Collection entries
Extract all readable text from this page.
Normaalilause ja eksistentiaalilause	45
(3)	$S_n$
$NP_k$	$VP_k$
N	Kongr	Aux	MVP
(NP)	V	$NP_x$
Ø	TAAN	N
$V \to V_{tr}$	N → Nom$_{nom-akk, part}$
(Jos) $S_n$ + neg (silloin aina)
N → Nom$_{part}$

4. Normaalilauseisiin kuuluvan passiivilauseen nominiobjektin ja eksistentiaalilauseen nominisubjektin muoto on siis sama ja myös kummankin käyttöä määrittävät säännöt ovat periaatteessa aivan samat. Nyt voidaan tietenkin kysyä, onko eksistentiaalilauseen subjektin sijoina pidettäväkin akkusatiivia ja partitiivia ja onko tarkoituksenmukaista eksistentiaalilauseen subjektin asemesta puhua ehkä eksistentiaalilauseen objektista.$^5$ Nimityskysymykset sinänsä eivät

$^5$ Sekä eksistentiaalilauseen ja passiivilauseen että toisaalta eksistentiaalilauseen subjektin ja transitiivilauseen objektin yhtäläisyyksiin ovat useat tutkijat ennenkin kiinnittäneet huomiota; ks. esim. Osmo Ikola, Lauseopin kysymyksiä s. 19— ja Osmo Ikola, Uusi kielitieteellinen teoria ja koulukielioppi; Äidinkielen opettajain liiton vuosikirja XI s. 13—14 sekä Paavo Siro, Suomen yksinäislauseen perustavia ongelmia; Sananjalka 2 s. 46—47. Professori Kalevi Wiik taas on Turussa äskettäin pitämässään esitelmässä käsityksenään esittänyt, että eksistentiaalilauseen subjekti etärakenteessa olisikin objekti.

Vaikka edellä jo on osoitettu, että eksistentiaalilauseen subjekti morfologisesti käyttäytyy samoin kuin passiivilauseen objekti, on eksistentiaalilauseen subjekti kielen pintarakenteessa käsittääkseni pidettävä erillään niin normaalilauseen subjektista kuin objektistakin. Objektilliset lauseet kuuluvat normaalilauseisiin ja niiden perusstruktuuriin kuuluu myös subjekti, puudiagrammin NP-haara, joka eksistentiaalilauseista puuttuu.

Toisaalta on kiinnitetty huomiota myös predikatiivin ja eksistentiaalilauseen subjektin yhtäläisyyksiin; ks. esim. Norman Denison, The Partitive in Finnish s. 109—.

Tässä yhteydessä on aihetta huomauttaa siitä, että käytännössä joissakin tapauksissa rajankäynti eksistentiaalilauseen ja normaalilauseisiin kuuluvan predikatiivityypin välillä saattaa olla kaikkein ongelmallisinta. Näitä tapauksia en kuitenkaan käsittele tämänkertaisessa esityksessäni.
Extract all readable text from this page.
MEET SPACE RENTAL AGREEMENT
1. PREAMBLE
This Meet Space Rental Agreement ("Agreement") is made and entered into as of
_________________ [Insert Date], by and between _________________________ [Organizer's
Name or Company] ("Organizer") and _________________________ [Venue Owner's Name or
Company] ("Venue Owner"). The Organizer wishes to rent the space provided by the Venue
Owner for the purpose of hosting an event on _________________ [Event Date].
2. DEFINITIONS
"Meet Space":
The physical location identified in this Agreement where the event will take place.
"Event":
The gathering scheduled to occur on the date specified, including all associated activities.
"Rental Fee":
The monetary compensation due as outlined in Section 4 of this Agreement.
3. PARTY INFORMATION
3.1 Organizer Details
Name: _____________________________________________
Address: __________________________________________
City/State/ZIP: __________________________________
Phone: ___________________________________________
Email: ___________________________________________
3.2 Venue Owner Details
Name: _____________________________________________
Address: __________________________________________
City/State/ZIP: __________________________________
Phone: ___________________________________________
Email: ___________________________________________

* Written problem
Scan the data above; copy every line where "Owner" appears.

* Response for this exercise
Name or Company] ("Organizer") and _________________________ [Venue Owner's Name or
Company] ("Venue Owner"). The Organizer wishes to rent the space provided by the Venue
Owner for the purpose of hosting an event on _________________ [Event Date].
3.2 Venue Owner Details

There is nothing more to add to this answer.